# start of Supplied information

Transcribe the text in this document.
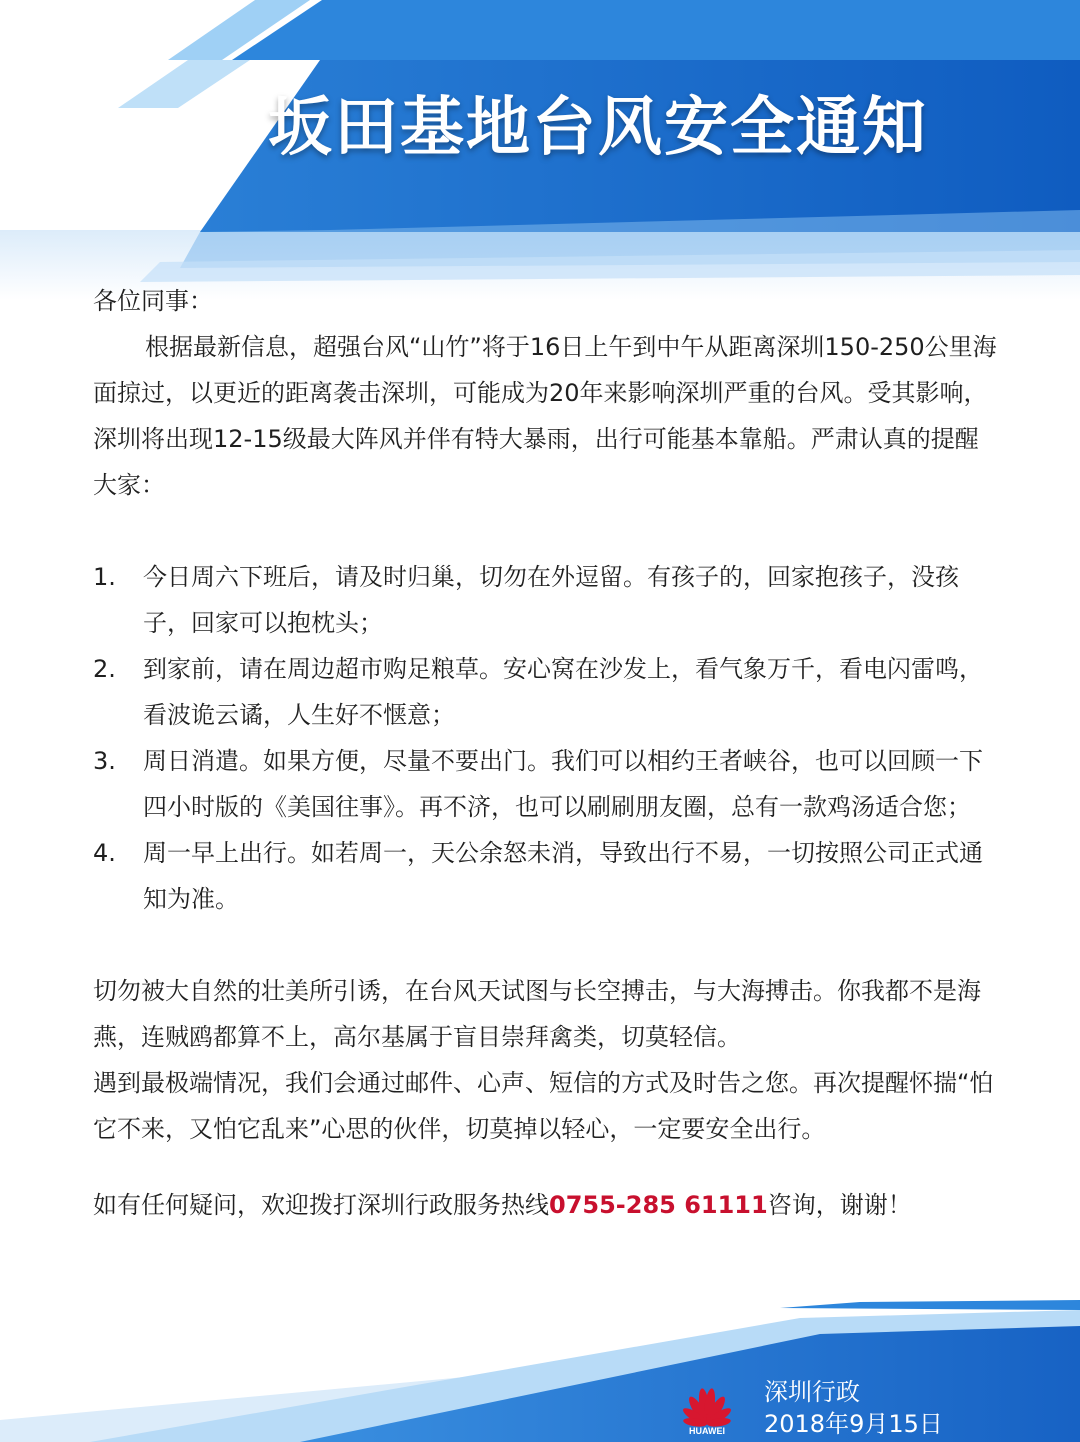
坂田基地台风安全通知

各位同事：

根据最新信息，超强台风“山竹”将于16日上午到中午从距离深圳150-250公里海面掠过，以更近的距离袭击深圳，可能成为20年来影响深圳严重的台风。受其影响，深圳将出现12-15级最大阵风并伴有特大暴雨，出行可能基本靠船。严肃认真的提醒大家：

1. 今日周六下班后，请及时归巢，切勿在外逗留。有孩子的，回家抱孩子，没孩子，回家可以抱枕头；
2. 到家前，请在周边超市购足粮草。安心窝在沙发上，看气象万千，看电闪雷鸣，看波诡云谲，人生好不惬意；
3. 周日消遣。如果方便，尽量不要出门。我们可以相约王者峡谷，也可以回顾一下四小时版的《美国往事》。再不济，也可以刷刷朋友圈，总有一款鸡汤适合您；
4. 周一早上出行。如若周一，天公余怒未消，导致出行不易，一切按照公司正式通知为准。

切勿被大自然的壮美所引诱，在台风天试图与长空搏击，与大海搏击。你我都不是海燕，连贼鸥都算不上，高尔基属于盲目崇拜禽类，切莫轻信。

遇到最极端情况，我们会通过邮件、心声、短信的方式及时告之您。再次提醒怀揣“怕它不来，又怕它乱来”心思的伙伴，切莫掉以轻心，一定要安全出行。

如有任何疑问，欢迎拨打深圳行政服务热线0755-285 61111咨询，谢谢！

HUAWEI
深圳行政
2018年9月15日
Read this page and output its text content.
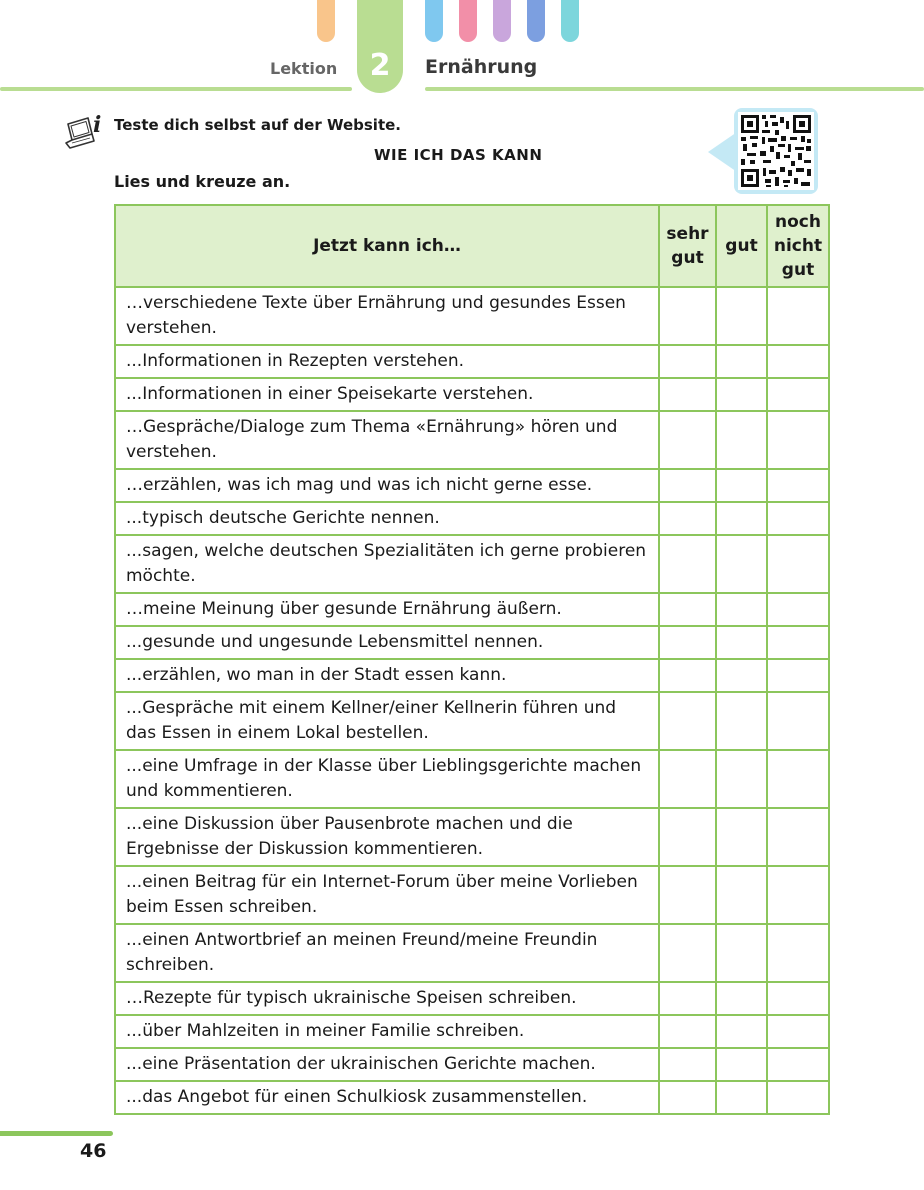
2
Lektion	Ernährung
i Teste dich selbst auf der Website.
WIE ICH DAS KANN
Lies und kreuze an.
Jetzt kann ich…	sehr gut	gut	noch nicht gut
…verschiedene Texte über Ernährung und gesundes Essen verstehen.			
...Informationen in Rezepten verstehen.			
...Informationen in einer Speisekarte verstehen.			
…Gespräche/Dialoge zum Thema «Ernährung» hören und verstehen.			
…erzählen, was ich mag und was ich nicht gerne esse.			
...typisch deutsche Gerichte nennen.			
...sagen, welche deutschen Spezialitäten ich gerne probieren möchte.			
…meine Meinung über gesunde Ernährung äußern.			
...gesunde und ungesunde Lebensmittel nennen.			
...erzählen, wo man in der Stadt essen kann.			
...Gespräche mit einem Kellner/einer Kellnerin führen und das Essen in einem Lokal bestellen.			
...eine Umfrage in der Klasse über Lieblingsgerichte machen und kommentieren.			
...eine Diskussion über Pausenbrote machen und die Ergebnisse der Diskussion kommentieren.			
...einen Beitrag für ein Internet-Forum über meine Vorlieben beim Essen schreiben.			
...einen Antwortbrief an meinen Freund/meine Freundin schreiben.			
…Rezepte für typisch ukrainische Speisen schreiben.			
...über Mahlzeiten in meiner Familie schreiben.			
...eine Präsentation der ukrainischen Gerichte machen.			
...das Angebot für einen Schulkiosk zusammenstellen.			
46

# end of Supplied information
# start of Supplied information

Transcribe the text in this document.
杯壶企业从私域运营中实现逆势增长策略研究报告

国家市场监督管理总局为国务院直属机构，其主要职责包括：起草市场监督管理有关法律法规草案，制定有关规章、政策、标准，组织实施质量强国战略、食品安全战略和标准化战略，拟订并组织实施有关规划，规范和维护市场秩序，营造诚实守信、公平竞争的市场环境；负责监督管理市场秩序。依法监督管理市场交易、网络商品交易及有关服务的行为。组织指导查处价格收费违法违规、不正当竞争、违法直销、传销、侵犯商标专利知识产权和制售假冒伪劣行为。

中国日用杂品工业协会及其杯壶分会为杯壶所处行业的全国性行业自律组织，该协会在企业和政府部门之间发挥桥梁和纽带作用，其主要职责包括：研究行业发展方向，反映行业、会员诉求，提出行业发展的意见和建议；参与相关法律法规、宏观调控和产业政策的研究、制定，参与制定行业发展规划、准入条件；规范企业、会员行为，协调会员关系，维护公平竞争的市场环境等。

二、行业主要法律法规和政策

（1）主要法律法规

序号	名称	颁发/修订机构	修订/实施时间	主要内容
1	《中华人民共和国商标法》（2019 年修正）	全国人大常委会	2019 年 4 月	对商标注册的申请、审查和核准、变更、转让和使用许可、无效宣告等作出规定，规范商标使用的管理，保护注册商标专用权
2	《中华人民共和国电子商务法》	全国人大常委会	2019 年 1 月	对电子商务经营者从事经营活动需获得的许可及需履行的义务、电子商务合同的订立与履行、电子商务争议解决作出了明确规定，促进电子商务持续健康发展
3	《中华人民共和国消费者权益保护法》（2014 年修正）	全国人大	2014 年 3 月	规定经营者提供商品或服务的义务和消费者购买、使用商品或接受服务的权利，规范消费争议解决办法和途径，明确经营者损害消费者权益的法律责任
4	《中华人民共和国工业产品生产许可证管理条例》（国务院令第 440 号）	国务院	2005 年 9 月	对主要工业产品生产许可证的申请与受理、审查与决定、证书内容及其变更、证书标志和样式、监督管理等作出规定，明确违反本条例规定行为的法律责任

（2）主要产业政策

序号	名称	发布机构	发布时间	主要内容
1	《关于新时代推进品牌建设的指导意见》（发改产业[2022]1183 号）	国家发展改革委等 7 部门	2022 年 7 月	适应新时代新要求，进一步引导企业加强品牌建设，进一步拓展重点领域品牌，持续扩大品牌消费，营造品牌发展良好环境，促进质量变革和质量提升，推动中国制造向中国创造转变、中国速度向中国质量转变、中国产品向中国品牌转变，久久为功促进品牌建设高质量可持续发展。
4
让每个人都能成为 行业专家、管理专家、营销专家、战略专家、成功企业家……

# end of Supplied information

Exercise task ->
Compute how many lines include the string "über", then give that number by itself.

Problem solution ->
6